--- INPUT FOR THIS TASK ---

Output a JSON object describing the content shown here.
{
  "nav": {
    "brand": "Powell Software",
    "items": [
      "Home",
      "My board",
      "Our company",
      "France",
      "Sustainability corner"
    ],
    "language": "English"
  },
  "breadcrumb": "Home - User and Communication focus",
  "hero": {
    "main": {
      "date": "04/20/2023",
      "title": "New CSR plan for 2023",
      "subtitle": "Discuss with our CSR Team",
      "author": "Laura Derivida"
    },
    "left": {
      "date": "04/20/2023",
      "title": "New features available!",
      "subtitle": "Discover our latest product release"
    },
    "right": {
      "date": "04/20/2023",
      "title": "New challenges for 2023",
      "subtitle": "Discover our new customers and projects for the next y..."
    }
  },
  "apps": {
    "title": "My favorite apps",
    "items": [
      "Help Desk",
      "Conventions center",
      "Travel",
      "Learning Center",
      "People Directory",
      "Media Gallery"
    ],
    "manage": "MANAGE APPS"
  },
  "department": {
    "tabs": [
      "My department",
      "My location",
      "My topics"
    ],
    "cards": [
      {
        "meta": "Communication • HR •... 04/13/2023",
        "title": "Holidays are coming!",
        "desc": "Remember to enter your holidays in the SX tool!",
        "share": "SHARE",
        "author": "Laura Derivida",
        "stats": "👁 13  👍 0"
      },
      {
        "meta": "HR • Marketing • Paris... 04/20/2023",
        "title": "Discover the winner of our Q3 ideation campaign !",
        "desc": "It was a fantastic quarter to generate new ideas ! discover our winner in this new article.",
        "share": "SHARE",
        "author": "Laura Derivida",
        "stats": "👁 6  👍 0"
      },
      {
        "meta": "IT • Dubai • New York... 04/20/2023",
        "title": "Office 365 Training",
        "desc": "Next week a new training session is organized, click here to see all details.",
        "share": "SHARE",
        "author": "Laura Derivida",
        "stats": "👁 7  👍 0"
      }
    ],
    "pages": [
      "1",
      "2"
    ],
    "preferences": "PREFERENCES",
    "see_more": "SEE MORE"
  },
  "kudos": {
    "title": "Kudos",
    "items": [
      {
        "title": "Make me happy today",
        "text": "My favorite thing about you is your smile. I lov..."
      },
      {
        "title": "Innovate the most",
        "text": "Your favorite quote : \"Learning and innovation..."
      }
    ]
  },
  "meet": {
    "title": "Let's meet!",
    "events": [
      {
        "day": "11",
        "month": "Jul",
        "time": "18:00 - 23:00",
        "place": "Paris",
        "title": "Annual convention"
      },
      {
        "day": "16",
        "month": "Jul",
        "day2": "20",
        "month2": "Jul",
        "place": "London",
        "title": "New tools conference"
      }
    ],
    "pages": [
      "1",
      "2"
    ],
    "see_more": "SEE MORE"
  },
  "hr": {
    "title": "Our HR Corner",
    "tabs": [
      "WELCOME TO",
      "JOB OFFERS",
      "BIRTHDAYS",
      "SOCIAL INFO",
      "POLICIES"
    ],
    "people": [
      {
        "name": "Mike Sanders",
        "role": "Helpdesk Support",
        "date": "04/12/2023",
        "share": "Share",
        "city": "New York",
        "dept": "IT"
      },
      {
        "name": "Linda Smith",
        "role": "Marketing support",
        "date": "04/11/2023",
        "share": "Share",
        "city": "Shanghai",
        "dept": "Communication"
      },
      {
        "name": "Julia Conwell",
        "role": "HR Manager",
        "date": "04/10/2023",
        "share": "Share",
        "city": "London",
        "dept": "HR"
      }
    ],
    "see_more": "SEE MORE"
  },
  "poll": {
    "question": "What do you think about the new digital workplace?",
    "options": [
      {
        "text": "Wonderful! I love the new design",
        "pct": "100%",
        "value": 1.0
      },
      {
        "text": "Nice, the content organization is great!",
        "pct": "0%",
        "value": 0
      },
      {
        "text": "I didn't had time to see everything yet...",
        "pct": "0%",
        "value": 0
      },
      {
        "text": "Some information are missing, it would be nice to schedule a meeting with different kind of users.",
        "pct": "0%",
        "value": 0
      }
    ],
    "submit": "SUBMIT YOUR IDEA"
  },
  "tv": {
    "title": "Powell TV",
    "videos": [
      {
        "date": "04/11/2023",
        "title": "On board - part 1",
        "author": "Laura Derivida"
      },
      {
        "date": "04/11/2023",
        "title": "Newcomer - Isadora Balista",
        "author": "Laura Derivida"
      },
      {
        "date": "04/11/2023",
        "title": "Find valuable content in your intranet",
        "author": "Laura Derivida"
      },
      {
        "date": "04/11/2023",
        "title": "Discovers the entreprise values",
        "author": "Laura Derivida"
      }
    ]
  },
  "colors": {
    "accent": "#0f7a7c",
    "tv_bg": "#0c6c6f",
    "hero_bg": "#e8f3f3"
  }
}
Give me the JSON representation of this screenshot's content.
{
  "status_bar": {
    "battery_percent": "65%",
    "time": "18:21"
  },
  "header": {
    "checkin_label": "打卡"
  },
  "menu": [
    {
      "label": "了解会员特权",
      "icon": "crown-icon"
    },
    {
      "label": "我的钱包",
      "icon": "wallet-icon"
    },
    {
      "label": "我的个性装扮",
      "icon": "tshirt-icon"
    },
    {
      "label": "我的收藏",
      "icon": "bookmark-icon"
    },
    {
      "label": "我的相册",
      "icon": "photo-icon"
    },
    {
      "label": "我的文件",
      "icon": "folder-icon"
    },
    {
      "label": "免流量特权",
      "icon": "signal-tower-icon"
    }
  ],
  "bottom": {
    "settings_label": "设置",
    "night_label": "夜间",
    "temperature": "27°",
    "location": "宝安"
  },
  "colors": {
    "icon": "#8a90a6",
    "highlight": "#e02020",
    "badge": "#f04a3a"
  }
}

---

*WHAT IS NEEDED*.
Show the data once more, exactly as it was written.

*ANSWER TO THIS TASK*.
Output a JSON object describing the content shown here.
{
  "nav": {
    "brand": "Powell Software",
    "items": [
      "Home",
      "My board",
      "Our company",
      "France",
      "Sustainability corner"
    ],
    "language": "English"
  },
  "breadcrumb": "Home - User and Communication focus",
  "hero": {
    "main": {
      "date": "04/20/2023",
      "title": "New CSR plan for 2023",
      "subtitle": "Discuss with our CSR Team",
      "author": "Laura Derivida"
    },
    "left": {
      "date": "04/20/2023",
      "title": "New features available!",
      "subtitle": "Discover our latest product release"
    },
    "right": {
      "date": "04/20/2023",
      "title": "New challenges for 2023",
      "subtitle": "Discover our new customers and projects for the next y..."
    }
  },
  "apps": {
    "title": "My favorite apps",
    "items": [
      "Help Desk",
      "Conventions center",
      "Travel",
      "Learning Center",
      "People Directory",
      "Media Gallery"
    ],
    "manage": "MANAGE APPS"
  },
  "department": {
    "tabs": [
      "My department",
      "My location",
      "My topics"
    ],
    "cards": [
      {
        "meta": "Communication • HR •... 04/13/2023",
        "title": "Holidays are coming!",
        "desc": "Remember to enter your holidays in the SX tool!",
        "share": "SHARE",
        "author": "Laura Derivida",
        "stats": "👁 13  👍 0"
      },
      {
        "meta": "HR • Marketing • Paris... 04/20/2023",
        "title": "Discover the winner of our Q3 ideation campaign !",
        "desc": "It was a fantastic quarter to generate new ideas ! discover our winner in this new article.",
        "share": "SHARE",
        "author": "Laura Derivida",
        "stats": "👁 6  👍 0"
      },
      {
        "meta": "IT • Dubai • New York... 04/20/2023",
        "title": "Office 365 Training",
        "desc": "Next week a new training session is organized, click here to see all details.",
        "share": "SHARE",
        "author": "Laura Derivida",
        "stats": "👁 7  👍 0"
      }
    ],
    "pages": [
      "1",
      "2"
    ],
    "preferences": "PREFERENCES",
    "see_more": "SEE MORE"
  },
  "kudos": {
    "title": "Kudos",
    "items": [
      {
        "title": "Make me happy today",
        "text": "My favorite thing about you is your smile. I lov..."
      },
      {
        "title": "Innovate the most",
        "text": "Your favorite quote : \"Learning and innovation..."
      }
    ]
  },
  "meet": {
    "title": "Let's meet!",
    "events": [
      {
        "day": "11",
        "month": "Jul",
        "time": "18:00 - 23:00",
        "place": "Paris",
        "title": "Annual convention"
      },
      {
        "day": "16",
        "month": "Jul",
        "day2": "20",
        "month2": "Jul",
        "place": "London",
        "title": "New tools conference"
      }
    ],
    "pages": [
      "1",
      "2"
    ],
    "see_more": "SEE MORE"
  },
  "hr": {
    "title": "Our HR Corner",
    "tabs": [
      "WELCOME TO",
      "JOB OFFERS",
      "BIRTHDAYS",
      "SOCIAL INFO",
      "POLICIES"
    ],
    "people": [
      {
        "name": "Mike Sanders",
        "role": "Helpdesk Support",
        "date": "04/12/2023",
        "share": "Share",
        "city": "New York",
        "dept": "IT"
      },
      {
        "name": "Linda Smith",
        "role": "Marketing support",
        "date": "04/11/2023",
        "share": "Share",
        "city": "Shanghai",
        "dept": "Communication"
      },
      {
        "name": "Julia Conwell",
        "role": "HR Manager",
        "date": "04/10/2023",
        "share": "Share",
        "city": "London",
        "dept": "HR"
      }
    ],
    "see_more": "SEE MORE"
  },
  "poll": {
    "question": "What do you think about the new digital workplace?",
    "options": [
      {
        "text": "Wonderful! I love the new design",
        "pct": "100%",
        "value": 1.0
      },
      {
        "text": "Nice, the content organization is great!",
        "pct": "0%",
        "value": 0
      },
      {
        "text": "I didn't had time to see everything yet...",
        "pct": "0%",
        "value": 0
      },
      {
        "text": "Some information are missing, it would be nice to schedule a meeting with different kind of users.",
        "pct": "0%",
        "value": 0
      }
    ],
    "submit": "SUBMIT YOUR IDEA"
  },
  "tv": {
    "title": "Powell TV",
    "videos": [
      {
        "date": "04/11/2023",
        "title": "On board - part 1",
        "author": "Laura Derivida"
      },
      {
        "date": "04/11/2023",
        "title": "Newcomer - Isadora Balista",
        "author": "Laura Derivida"
      },
      {
        "date": "04/11/2023",
        "title": "Find valuable content in your intranet",
        "author": "Laura Derivida"
      },
      {
        "date": "04/11/2023",
        "title": "Discovers the entreprise values",
        "author": "Laura Derivida"
      }
    ]
  },
  "colors": {
    "accent": "#0f7a7c",
    "tv_bg": "#0c6c6f",
    "hero_bg": "#e8f3f3"
  }
}
Give me the JSON representation of this screenshot's content.
{
  "status_bar": {
    "battery_percent": "65%",
    "time": "18:21"
  },
  "header": {
    "checkin_label": "打卡"
  },
  "menu": [
    {
      "label": "了解会员特权",
      "icon": "crown-icon"
    },
    {
      "label": "我的钱包",
      "icon": "wallet-icon"
    },
    {
      "label": "我的个性装扮",
      "icon": "tshirt-icon"
    },
    {
      "label": "我的收藏",
      "icon": "bookmark-icon"
    },
    {
      "label": "我的相册",
      "icon": "photo-icon"
    },
    {
      "label": "我的文件",
      "icon": "folder-icon"
    },
    {
      "label": "免流量特权",
      "icon": "signal-tower-icon"
    }
  ],
  "bottom": {
    "settings_label": "设置",
    "night_label": "夜间",
    "temperature": "27°",
    "location": "宝安"
  },
  "colors": {
    "icon": "#8a90a6",
    "highlight": "#e02020",
    "badge": "#f04a3a"
  }
}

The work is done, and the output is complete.